- _Что нужно сделать_
- a) О чём говорится в сообщении о шифровальщике? Ответьте ровно двумя предложениями.
- b) Выведите без изменений фрагмент сообщения о шифровальщике, начиная со слов «Начал распространение очередной» и продолжая вплоть до слов «завязанной на svchost.exe.».

# Форум на русском языке  > Угрозы информационной безопасности  > Вредоносные программы  > Шифровальщики  >  Шифровальщик [Trojan-Ransom.Win32.Cryakl, Trojan.Encoder.540]

## thyrex

Начал распространение очередной шифровальщик 

*Механизм распространения*: вредоносное вложение в электронное письмо с темой о задолженности

*Шифруемые файлы*:



> *.jpg, .jpeg, .doc, .docx, .xls, xlsx, .dbf, .1cd, .psd, .dwg, .xml, .zip, .rar, .db3, .pdf, .rtf, .7z, .kwm, .arj, .xlsm, .key, cer, .accdb, .odt, .ppt, .mdb, .dt, .gsf, .ppsx, .pptx*


*Механизм работы*: что-то экзотическое, работающее на уровне службы, завязанной на svchost.exe.
Скорее всего ключ шифрования получается с сервера злоумышленников.

Исследование продолжается...

*Известные адреса для связи по поводу дешифратора*:
[email protected] 
[email protected]
[email protected]
[email protected]
[email protected]
[email protected]





Информация


В связи с участившимися случаями окончательной порчи файлов после использования *неподходящих* для расшифровки файлов после этого шифровальщика спецутилит от Лаборатории Касперского (ЛК) и, возможно, неправильного использования спецутилиты от DrWeb обращаю внимание:

*RannohDecryptor* от ЛК - расшифровывает только самые первые разновидности этого шифровальщика (конец апреля-начало мая). Все более поздние разновидности утилита не дешифрует;

*RectorDecryptor* от ЛК - *совсем не предназначен* для дешифровки этого типа, хотя и иногда "пытается" (это *ЛОЖНОЕ СРАБАТЫВАНИЕ* и не нужно самостоятельно менять настройки сканирования, выбирая опцию *Удалять зашифрованные файлы после успешной расшифровки*);

*te567decrypt* от DrWeb - как правильно пользоваться этой утилитой знают только в их техподдержке, обращаться в которую можно при наличии действующей лицензии на один из коммерческих продуктов.

- _Предоставленные строки_
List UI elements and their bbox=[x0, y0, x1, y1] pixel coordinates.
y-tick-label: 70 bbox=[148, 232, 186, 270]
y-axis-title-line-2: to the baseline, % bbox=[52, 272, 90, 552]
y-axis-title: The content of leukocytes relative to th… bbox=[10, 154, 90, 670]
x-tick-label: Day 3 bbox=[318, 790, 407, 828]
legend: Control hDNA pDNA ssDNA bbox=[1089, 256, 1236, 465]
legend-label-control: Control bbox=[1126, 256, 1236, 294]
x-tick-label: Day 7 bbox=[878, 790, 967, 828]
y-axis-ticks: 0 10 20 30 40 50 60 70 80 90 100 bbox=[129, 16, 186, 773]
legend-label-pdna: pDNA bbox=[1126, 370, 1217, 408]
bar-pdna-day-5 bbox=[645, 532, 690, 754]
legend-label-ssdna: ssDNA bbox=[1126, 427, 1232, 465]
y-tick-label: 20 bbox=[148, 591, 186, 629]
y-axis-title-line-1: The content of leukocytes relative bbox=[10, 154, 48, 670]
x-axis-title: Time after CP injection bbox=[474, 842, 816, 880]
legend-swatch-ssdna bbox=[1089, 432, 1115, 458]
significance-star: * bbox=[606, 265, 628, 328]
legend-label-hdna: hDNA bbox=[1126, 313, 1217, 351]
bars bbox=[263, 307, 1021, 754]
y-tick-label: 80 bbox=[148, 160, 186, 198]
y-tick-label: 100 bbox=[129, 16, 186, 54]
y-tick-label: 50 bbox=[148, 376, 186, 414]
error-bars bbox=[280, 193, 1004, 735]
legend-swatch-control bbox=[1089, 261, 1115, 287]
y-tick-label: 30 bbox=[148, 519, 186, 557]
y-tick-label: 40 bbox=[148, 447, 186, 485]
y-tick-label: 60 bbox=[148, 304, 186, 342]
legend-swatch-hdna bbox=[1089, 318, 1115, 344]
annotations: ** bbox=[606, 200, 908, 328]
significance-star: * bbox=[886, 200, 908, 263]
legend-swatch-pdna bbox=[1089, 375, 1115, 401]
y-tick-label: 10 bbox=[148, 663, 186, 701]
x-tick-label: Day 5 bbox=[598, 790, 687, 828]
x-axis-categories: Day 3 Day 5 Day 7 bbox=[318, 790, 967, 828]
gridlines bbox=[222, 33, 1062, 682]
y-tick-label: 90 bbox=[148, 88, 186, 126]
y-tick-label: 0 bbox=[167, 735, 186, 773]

- _Ответы к заданиям_
- a) Распространяется новый шифровальщик: он приходит во вредоносном вложении к письму с темой о задолженности, шифрует файлы многих форматов и, скорее всего, получает ключ шифрования с сервера злоумышленников. Из-за участившихся случаев окончательной порчи файлов в сообщении предупреждается, что RannohDecryptor от ЛК расшифровывает только самые первые разновидности, RectorDecryptor для этого типа совсем не предназначен, а правильно пользоваться te567decrypt от DrWeb знают только в техподдержке DrWeb.

- b)
Начал распространение очередной шифровальщик 

*Механизм распространения*: вредоносное вложение в электронное письмо с темой о задолженности

*Шифруемые файлы*:



> *.jpg, .jpeg, .doc, .docx, .xls, xlsx, .dbf, .1cd, .psd, .dwg, .xml, .zip, .rar, .db3, .pdf, .rtf, .7z, .kwm, .arj, .xlsm, .key, cer, .accdb, .odt, .ppt, .mdb, .dt, .gsf, .ppsx, .pptx*


*Механизм работы*: что-то экзотическое, работающее на уровне службы, завязанной на svchost.exe.